Task objective: Please copy every line of the records below that holds the word "gourmand".
━━━━━ Material provided
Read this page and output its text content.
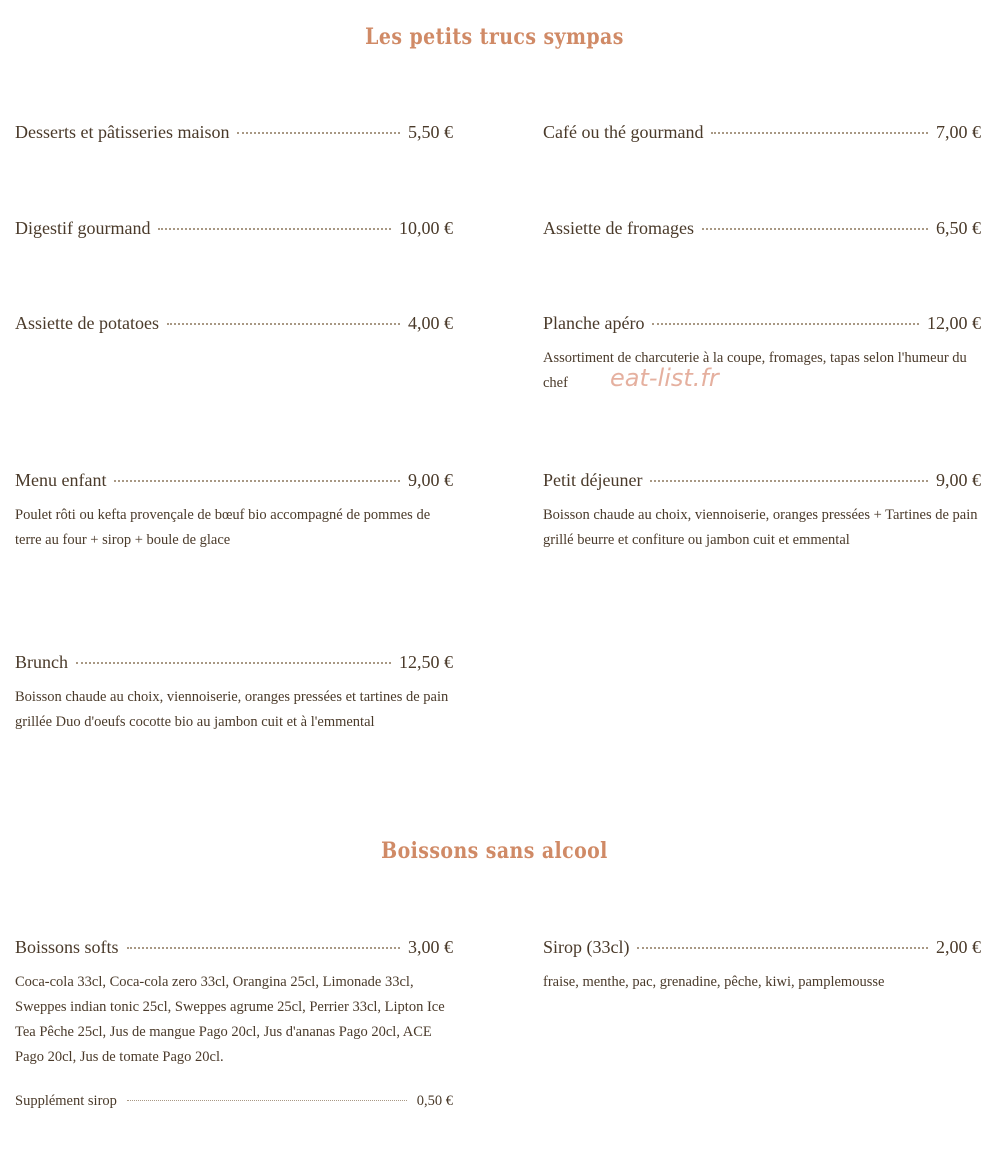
Les petits trucs sympas
Desserts et pâtisseries maison	5,50 €	Café ou thé gourmand	7,00 €
Digestif gourmand	10,00 €	Assiette de fromages	6,50 €
Assiette de potatoes	4,00 €	Planche apéro	12,00 €
Assortiment de charcuterie à la coupe, fromages, tapas selon l'humeur du chef	eat-list.fr
Menu enfant	9,00 €
Poulet rôti ou kefta provençale de bœuf bio accompagné de pommes de terre au four + sirop + boule de glace
Petit déjeuner	9,00 €
Boisson chaude au choix, viennoiserie, oranges pressées + Tartines de pain grillé beurre et confiture ou jambon cuit et emmental
Brunch	12,50 €
Boisson chaude au choix, viennoiserie, oranges pressées et tartines de pain grillée Duo d'oeufs cocotte bio au jambon cuit et à l'emmental
Boissons sans alcool
Boissons softs	3,00 €
Coca-cola 33cl, Coca-cola zero 33cl, Orangina 25cl, Limonade 33cl, Sweppes indian tonic 25cl, Sweppes agrume 25cl, Perrier 33cl, Lipton Ice Tea Pêche 25cl, Jus de mangue Pago 20cl, Jus d'ananas Pago 20cl, ACE Pago 20cl, Jus de tomate Pago 20cl.
Supplément sirop	0,50 €
Sirop (33cl)	2,00 €
fraise, menthe, pac, grenadine, pêche, kiwi, pamplemousse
━━━━━━━━━━
Problem solution:
Desserts et pâtisseries maison	5,50 €	Café ou thé gourmand	7,00 €
Digestif gourmand	10,00 €	Assiette de fromages	6,50 €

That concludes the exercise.